**Aim of the task**
Work through the entries below and report how many lines include "Sess". The number alone is the answer.

**Input data**
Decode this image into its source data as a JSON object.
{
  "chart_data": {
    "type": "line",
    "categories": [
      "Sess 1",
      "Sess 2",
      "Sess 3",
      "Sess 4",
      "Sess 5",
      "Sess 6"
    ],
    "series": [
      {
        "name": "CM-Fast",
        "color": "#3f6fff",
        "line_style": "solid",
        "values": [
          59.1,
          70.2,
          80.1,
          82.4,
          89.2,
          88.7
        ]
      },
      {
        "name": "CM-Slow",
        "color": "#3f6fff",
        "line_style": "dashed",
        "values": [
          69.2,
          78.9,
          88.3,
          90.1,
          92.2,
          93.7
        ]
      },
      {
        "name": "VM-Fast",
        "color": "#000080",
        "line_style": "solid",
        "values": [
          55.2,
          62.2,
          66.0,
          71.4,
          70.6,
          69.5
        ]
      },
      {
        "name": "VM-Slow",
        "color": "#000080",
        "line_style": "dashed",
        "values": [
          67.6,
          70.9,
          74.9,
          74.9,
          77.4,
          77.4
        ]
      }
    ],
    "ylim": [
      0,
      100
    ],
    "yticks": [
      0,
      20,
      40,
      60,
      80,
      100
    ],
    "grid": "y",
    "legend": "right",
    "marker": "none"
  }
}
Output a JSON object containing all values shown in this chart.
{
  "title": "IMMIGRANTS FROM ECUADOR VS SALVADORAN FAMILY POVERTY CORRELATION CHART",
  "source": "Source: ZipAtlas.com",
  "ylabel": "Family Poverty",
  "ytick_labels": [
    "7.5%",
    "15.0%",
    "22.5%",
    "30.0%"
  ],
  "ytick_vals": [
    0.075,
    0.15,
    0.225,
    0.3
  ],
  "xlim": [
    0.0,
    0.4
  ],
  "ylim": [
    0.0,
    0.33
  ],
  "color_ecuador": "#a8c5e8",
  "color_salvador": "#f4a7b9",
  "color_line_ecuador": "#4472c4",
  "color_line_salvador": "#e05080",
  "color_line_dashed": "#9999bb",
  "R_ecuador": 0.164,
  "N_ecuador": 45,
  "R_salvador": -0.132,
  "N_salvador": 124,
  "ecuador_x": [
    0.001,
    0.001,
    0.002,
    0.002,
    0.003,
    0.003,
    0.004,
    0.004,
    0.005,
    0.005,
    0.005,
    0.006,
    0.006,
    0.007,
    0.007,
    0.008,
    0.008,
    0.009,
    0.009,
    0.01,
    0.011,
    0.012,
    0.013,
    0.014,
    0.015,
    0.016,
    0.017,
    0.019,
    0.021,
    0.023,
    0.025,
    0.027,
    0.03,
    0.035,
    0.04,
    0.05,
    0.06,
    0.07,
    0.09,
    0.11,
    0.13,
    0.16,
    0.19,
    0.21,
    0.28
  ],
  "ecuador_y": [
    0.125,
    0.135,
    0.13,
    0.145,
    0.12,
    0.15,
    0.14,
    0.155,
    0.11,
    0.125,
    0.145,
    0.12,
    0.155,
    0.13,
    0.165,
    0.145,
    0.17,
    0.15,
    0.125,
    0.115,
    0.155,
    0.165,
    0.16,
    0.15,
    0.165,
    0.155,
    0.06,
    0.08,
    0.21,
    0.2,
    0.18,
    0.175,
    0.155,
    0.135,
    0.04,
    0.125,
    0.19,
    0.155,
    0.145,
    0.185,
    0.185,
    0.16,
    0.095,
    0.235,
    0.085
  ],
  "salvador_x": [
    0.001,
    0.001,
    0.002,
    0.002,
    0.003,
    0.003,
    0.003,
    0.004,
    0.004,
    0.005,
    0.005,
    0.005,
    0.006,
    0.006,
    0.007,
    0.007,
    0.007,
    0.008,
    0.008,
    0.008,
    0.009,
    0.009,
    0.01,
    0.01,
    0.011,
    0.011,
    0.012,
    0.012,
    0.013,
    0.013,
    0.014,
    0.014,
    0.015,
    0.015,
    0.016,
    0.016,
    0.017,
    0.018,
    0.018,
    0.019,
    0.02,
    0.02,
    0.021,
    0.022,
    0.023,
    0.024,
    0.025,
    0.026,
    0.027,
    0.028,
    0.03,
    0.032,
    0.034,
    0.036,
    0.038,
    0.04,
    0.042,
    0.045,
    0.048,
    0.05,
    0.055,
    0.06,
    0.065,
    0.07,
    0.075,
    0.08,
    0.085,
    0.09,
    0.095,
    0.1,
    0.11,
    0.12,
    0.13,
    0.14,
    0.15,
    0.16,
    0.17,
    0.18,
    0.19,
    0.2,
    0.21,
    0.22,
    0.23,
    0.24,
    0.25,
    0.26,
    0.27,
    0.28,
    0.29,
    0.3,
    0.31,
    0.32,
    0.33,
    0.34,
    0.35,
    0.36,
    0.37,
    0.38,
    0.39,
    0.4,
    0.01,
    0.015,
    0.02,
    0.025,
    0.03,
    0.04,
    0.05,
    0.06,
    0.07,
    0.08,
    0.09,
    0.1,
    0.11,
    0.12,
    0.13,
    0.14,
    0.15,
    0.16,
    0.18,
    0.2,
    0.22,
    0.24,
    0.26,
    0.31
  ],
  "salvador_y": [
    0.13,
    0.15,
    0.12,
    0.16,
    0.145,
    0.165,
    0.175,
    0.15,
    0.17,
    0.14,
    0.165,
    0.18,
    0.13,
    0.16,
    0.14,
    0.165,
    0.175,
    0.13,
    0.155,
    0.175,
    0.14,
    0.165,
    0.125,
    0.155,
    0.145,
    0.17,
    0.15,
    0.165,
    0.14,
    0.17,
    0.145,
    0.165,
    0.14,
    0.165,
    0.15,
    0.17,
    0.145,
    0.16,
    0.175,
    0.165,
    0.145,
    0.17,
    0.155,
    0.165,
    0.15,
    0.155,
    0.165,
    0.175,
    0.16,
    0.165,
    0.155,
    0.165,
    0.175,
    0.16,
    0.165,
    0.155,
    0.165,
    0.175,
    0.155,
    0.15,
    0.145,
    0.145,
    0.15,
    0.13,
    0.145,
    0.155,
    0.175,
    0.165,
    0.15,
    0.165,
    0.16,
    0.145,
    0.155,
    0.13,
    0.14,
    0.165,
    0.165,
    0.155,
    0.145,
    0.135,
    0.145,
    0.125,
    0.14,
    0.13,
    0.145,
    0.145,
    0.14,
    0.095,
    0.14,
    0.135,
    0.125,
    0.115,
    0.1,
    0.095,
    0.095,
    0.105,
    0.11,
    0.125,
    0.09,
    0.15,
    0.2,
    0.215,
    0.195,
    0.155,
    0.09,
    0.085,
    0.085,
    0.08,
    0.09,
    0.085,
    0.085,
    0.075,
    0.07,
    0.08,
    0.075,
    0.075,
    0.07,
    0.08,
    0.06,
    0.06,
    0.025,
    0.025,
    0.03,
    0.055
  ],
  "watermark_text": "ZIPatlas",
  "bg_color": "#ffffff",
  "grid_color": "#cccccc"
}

**Solution to this task**
6